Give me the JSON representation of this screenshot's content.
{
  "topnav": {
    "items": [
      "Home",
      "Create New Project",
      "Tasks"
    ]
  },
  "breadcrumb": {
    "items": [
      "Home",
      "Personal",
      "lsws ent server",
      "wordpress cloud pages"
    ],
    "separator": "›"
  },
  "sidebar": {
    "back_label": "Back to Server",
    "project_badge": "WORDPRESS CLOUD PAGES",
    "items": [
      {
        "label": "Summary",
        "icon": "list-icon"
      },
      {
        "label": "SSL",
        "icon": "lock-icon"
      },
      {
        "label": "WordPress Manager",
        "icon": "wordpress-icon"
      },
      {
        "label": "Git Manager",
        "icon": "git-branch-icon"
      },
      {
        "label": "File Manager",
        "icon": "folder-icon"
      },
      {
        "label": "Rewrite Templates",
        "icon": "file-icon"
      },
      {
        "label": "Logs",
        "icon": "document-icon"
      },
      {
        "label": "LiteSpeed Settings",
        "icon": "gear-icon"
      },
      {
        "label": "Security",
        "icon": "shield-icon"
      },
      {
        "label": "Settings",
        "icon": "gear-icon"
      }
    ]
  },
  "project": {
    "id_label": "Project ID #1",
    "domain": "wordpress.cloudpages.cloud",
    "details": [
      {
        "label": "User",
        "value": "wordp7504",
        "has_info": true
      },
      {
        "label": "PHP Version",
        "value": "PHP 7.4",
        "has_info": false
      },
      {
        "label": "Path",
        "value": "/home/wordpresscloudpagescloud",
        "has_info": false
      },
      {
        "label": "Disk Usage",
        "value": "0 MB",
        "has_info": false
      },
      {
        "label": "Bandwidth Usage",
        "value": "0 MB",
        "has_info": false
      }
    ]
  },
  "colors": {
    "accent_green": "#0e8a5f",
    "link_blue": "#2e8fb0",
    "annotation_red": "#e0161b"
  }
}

• • • • •

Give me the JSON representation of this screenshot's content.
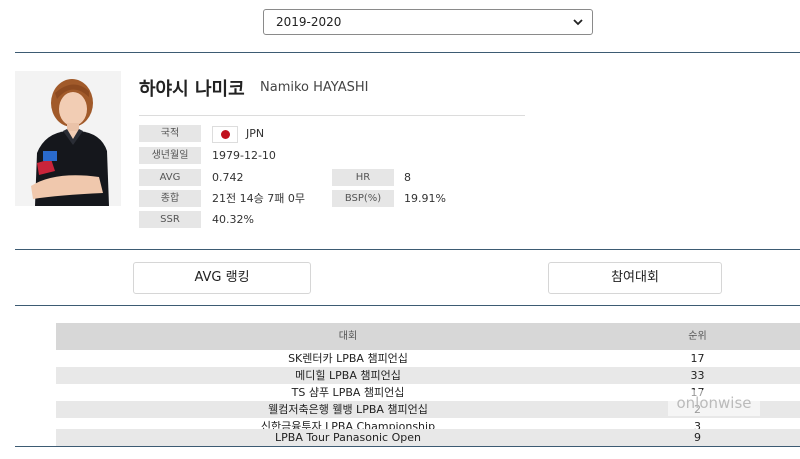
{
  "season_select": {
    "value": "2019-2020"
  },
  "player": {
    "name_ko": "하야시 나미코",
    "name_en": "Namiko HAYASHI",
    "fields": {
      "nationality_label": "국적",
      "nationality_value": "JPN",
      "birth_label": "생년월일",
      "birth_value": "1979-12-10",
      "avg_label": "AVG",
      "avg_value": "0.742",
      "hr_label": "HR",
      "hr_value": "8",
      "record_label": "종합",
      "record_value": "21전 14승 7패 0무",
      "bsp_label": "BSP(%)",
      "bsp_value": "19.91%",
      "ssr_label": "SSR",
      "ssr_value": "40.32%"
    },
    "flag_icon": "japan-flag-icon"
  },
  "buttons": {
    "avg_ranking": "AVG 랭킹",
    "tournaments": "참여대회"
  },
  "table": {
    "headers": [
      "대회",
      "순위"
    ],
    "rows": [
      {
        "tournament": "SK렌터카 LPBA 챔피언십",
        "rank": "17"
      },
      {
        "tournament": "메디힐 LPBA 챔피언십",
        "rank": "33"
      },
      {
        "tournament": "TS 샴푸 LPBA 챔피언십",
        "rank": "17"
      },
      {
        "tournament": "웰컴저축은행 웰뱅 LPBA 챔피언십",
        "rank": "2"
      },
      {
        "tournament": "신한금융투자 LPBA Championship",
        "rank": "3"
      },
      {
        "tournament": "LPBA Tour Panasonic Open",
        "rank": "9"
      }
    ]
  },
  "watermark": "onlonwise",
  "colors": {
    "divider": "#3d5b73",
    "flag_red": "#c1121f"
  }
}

• • • • •

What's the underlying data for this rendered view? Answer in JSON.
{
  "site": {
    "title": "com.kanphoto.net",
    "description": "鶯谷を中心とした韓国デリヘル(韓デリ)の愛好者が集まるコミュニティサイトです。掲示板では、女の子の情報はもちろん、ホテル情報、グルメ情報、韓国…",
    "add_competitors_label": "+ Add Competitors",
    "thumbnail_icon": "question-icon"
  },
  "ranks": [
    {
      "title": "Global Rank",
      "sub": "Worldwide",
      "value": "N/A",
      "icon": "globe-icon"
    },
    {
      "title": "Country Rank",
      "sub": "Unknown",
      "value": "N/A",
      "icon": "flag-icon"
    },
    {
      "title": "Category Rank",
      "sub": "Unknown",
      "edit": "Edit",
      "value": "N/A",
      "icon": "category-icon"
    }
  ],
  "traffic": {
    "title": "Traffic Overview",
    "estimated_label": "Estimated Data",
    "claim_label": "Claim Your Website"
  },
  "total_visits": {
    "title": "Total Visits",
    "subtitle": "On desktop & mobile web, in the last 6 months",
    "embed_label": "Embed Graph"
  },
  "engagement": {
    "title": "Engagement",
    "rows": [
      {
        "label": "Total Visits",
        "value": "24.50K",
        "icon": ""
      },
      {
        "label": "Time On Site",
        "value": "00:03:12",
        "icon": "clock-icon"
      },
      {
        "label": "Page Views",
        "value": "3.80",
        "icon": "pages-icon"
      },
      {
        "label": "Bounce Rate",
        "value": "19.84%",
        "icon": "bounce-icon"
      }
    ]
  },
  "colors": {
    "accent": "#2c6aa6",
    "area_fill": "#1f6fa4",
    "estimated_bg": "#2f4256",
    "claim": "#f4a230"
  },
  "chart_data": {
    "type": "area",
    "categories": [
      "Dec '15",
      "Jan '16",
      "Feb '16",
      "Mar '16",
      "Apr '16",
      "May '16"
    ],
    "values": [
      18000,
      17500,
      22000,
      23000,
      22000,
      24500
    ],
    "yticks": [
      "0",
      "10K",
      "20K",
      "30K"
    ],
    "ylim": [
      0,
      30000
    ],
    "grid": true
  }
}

• • • • •

» Request
Copy every line from the records above that contains the word "Usage".

» The solution
        "label": "Disk Usage",
        "label": "Bandwidth Usage",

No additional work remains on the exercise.